### WRITTEN EXERCISE
Wherever the word "членов" appears in a line, copy that line.

### DATASET
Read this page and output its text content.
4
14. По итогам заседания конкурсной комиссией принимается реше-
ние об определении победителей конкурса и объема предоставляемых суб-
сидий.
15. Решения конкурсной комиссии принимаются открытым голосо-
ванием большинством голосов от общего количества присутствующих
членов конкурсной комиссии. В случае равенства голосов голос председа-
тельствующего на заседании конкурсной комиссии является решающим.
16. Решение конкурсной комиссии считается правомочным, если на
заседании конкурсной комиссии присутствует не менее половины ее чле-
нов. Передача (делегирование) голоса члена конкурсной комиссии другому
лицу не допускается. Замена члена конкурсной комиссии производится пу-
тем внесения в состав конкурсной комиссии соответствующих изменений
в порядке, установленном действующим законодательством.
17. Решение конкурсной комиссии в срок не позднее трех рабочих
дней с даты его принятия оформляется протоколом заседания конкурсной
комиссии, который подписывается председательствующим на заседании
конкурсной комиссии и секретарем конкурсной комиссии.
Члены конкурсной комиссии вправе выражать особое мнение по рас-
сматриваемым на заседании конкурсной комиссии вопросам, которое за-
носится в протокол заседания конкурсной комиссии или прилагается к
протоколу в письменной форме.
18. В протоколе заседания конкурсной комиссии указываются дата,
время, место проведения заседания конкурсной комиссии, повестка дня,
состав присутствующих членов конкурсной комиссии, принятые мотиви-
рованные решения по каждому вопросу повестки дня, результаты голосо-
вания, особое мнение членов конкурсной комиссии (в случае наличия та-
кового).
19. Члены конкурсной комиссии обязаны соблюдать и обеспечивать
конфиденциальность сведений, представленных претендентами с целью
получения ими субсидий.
--
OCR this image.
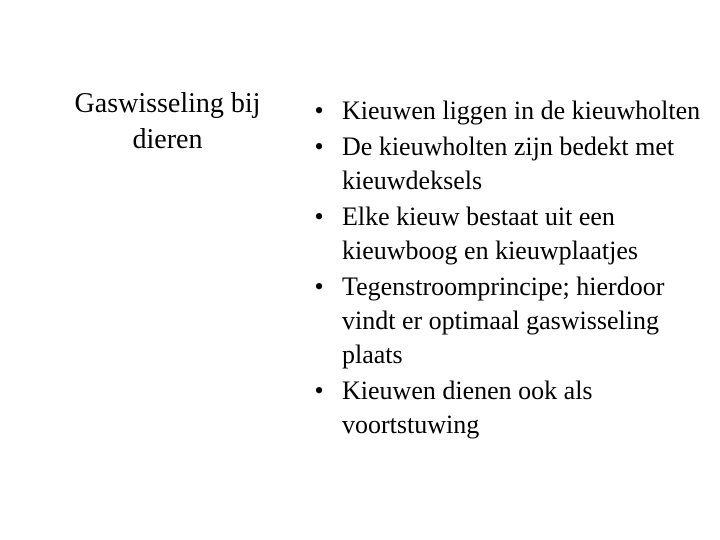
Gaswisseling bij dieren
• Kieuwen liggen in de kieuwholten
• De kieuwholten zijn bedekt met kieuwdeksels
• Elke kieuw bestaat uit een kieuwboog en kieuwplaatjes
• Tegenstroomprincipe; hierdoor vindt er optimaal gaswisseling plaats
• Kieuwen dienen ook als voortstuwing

### THE OUTPUT
членов конкурсной комиссии. В случае равенства голосов голос председа-
состав присутствующих членов конкурсной комиссии, принятые мотиви-
вания, особое мнение членов конкурсной комиссии (в случае наличия та-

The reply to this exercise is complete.